### [INSTRUCTION]
Return the records below word for word, keeping every line unchanged and in its original order.

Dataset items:
....

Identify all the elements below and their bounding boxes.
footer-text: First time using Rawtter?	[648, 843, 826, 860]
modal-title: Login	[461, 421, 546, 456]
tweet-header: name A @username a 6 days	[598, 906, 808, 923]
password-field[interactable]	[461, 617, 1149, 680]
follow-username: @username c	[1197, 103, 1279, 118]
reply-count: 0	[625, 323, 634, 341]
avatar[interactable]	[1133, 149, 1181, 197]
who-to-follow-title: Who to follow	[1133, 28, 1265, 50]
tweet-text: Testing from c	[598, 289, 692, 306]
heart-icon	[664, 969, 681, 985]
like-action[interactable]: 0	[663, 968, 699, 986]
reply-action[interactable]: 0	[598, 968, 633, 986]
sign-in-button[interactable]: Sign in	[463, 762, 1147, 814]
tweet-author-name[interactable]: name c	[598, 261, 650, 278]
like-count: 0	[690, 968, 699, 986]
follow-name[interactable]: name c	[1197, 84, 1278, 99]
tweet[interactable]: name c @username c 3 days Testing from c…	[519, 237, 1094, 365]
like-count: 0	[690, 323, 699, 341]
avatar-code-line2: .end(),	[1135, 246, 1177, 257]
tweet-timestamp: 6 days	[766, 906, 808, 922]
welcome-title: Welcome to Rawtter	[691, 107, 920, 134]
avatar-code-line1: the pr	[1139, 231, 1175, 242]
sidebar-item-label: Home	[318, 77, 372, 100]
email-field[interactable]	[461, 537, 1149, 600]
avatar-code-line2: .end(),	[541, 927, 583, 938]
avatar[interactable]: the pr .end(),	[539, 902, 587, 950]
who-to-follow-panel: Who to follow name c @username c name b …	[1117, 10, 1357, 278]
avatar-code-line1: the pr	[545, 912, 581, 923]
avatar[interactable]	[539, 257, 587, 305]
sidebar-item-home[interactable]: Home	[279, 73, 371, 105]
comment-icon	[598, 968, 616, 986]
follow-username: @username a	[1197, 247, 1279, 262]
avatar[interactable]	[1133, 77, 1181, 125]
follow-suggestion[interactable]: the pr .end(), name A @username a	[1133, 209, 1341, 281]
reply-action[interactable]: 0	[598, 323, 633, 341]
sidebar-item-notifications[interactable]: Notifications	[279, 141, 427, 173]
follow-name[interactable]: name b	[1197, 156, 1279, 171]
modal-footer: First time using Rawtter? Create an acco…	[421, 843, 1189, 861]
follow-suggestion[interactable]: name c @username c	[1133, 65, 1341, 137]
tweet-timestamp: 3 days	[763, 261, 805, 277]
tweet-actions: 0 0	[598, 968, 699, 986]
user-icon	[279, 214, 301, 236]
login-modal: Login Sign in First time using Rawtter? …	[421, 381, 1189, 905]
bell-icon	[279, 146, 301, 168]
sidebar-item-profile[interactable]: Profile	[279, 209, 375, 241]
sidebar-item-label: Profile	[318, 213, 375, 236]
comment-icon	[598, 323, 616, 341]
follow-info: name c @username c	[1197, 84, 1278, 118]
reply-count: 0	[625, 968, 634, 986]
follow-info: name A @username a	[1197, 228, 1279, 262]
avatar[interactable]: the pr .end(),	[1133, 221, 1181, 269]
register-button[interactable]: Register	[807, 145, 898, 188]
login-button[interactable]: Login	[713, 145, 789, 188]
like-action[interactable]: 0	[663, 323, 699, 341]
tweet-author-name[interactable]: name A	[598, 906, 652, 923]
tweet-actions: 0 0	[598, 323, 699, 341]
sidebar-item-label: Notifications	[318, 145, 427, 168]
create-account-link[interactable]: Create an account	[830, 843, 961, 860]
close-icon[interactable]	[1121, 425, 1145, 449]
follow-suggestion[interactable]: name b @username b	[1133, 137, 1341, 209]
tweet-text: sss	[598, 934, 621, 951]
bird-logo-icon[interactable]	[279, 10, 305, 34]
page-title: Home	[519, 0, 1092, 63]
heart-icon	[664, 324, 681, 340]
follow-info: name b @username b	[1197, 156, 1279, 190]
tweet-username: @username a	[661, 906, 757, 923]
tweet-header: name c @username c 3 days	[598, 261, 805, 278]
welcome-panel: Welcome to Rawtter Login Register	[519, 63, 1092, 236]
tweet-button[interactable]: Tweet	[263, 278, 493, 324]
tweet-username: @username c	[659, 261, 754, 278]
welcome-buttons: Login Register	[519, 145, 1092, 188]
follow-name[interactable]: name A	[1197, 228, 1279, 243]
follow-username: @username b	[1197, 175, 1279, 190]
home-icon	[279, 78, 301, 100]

....

### [THE COMPLETED TASK]
Identify all the elements below and their bounding boxes.
footer-text: First time using Rawtter?	[648, 843, 826, 860]
modal-title: Login	[461, 421, 546, 456]
tweet-header: name A @username a 6 days	[598, 906, 808, 923]
password-field[interactable]	[461, 617, 1149, 680]
follow-username: @username c	[1197, 103, 1279, 118]
reply-count: 0	[625, 323, 634, 341]
avatar[interactable]	[1133, 149, 1181, 197]
who-to-follow-title: Who to follow	[1133, 28, 1265, 50]
tweet-text: Testing from c	[598, 289, 692, 306]
heart-icon	[664, 969, 681, 985]
like-action[interactable]: 0	[663, 968, 699, 986]
reply-action[interactable]: 0	[598, 968, 633, 986]
sign-in-button[interactable]: Sign in	[463, 762, 1147, 814]
tweet-author-name[interactable]: name c	[598, 261, 650, 278]
like-count: 0	[690, 968, 699, 986]
follow-name[interactable]: name c	[1197, 84, 1278, 99]
tweet[interactable]: name c @username c 3 days Testing from c…	[519, 237, 1094, 365]
like-count: 0	[690, 323, 699, 341]
avatar-code-line2: .end(),	[1135, 246, 1177, 257]
tweet-timestamp: 6 days	[766, 906, 808, 922]
welcome-title: Welcome to Rawtter	[691, 107, 920, 134]
avatar-code-line1: the pr	[1139, 231, 1175, 242]
sidebar-item-label: Home	[318, 77, 372, 100]
email-field[interactable]	[461, 537, 1149, 600]
avatar-code-line2: .end(),	[541, 927, 583, 938]
avatar[interactable]: the pr .end(),	[539, 902, 587, 950]
who-to-follow-panel: Who to follow name c @username c name b …	[1117, 10, 1357, 278]
avatar-code-line1: the pr	[545, 912, 581, 923]
avatar[interactable]	[539, 257, 587, 305]
sidebar-item-home[interactable]: Home	[279, 73, 371, 105]
comment-icon	[598, 968, 616, 986]
follow-username: @username a	[1197, 247, 1279, 262]
avatar[interactable]	[1133, 77, 1181, 125]
follow-suggestion[interactable]: the pr .end(), name A @username a	[1133, 209, 1341, 281]
reply-action[interactable]: 0	[598, 323, 633, 341]
sidebar-item-notifications[interactable]: Notifications	[279, 141, 427, 173]
follow-name[interactable]: name b	[1197, 156, 1279, 171]
modal-footer: First time using Rawtter? Create an acco…	[421, 843, 1189, 861]
follow-suggestion[interactable]: name c @username c	[1133, 65, 1341, 137]
tweet-timestamp: 3 days	[763, 261, 805, 277]
tweet-actions: 0 0	[598, 968, 699, 986]
user-icon	[279, 214, 301, 236]
login-modal: Login Sign in First time using Rawtter? …	[421, 381, 1189, 905]
bell-icon	[279, 146, 301, 168]
sidebar-item-profile[interactable]: Profile	[279, 209, 375, 241]
sidebar-item-label: Profile	[318, 213, 375, 236]
comment-icon	[598, 323, 616, 341]
follow-info: name c @username c	[1197, 84, 1278, 118]
reply-count: 0	[625, 968, 634, 986]
follow-info: name A @username a	[1197, 228, 1279, 262]
avatar[interactable]: the pr .end(),	[1133, 221, 1181, 269]
register-button[interactable]: Register	[807, 145, 898, 188]
login-button[interactable]: Login	[713, 145, 789, 188]
like-action[interactable]: 0	[663, 323, 699, 341]
tweet-author-name[interactable]: name A	[598, 906, 652, 923]
tweet-actions: 0 0	[598, 323, 699, 341]
sidebar-item-label: Notifications	[318, 145, 427, 168]
create-account-link[interactable]: Create an account	[830, 843, 961, 860]
close-icon[interactable]	[1121, 425, 1145, 449]
follow-suggestion[interactable]: name b @username b	[1133, 137, 1341, 209]
tweet-text: sss	[598, 934, 621, 951]
bird-logo-icon[interactable]	[279, 10, 305, 34]
page-title: Home	[519, 0, 1092, 63]
heart-icon	[664, 324, 681, 340]
follow-info: name b @username b	[1197, 156, 1279, 190]
tweet-username: @username a	[661, 906, 757, 923]
tweet-header: name c @username c 3 days	[598, 261, 805, 278]
welcome-panel: Welcome to Rawtter Login Register	[519, 63, 1092, 236]
tweet-button[interactable]: Tweet	[263, 278, 493, 324]
tweet-username: @username c	[659, 261, 754, 278]
welcome-buttons: Login Register	[519, 145, 1092, 188]
follow-name[interactable]: name A	[1197, 228, 1279, 243]
follow-username: @username b	[1197, 175, 1279, 190]
home-icon	[279, 78, 301, 100]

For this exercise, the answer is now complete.